» **What to produce**
In the data below, locate each line with the word "document" and list it.

» **Data lines**
============================================================
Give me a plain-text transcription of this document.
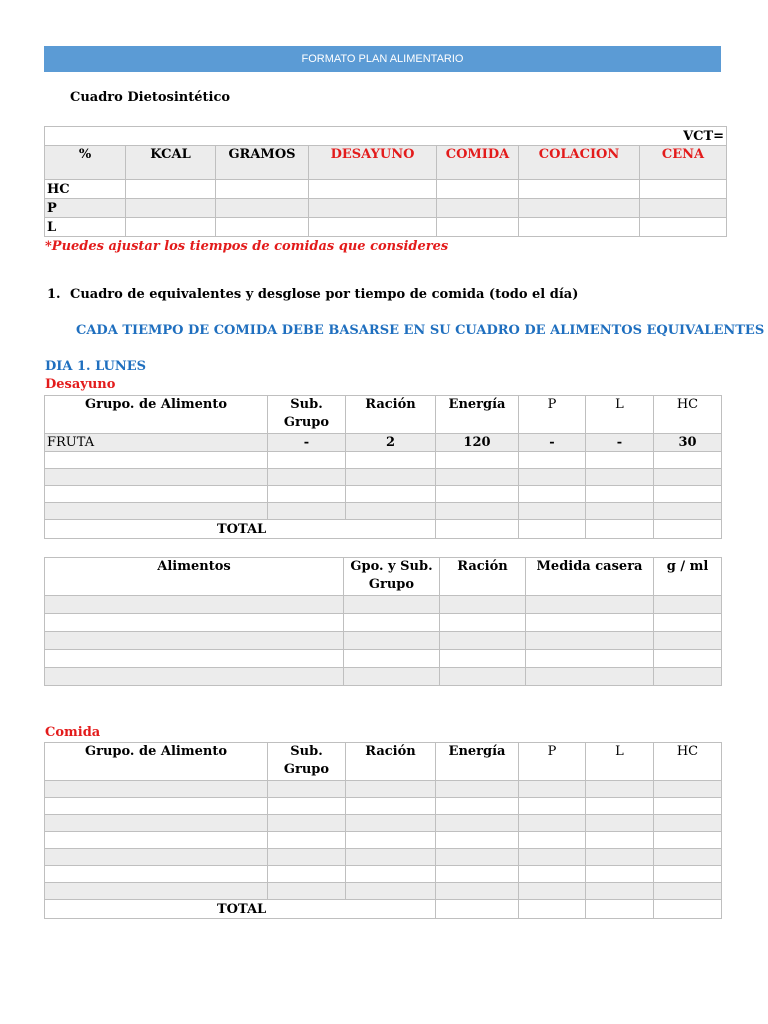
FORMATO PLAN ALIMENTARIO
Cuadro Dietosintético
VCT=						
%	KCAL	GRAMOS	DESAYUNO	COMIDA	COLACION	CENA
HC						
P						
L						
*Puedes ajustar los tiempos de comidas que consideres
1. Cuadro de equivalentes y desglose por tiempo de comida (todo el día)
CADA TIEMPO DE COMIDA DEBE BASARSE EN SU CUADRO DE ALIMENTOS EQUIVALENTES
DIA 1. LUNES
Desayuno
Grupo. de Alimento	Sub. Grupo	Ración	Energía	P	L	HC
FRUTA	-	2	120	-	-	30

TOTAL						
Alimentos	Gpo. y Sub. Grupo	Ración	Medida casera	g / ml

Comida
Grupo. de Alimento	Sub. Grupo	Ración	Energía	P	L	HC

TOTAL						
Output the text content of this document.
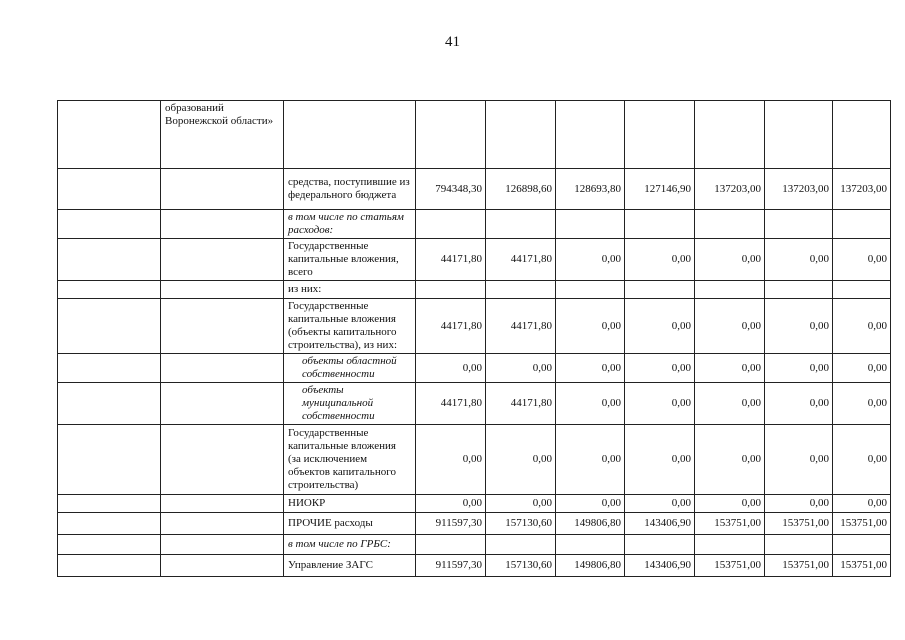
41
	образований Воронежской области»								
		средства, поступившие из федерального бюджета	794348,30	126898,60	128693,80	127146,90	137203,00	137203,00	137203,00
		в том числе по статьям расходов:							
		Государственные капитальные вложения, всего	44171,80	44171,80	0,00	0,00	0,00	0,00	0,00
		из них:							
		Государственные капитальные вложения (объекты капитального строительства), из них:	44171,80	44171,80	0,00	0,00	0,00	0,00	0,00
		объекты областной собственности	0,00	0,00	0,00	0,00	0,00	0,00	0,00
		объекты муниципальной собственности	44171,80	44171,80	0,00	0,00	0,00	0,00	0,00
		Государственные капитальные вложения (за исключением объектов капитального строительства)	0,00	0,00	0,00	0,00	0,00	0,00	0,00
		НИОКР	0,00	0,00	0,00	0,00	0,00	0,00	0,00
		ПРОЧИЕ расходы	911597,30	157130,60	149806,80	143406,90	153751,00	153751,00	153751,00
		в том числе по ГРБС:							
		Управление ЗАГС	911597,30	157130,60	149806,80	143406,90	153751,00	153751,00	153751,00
============================================================
» **Exercise answer**
Give me a plain-text transcription of this document.
Output the text content of this document.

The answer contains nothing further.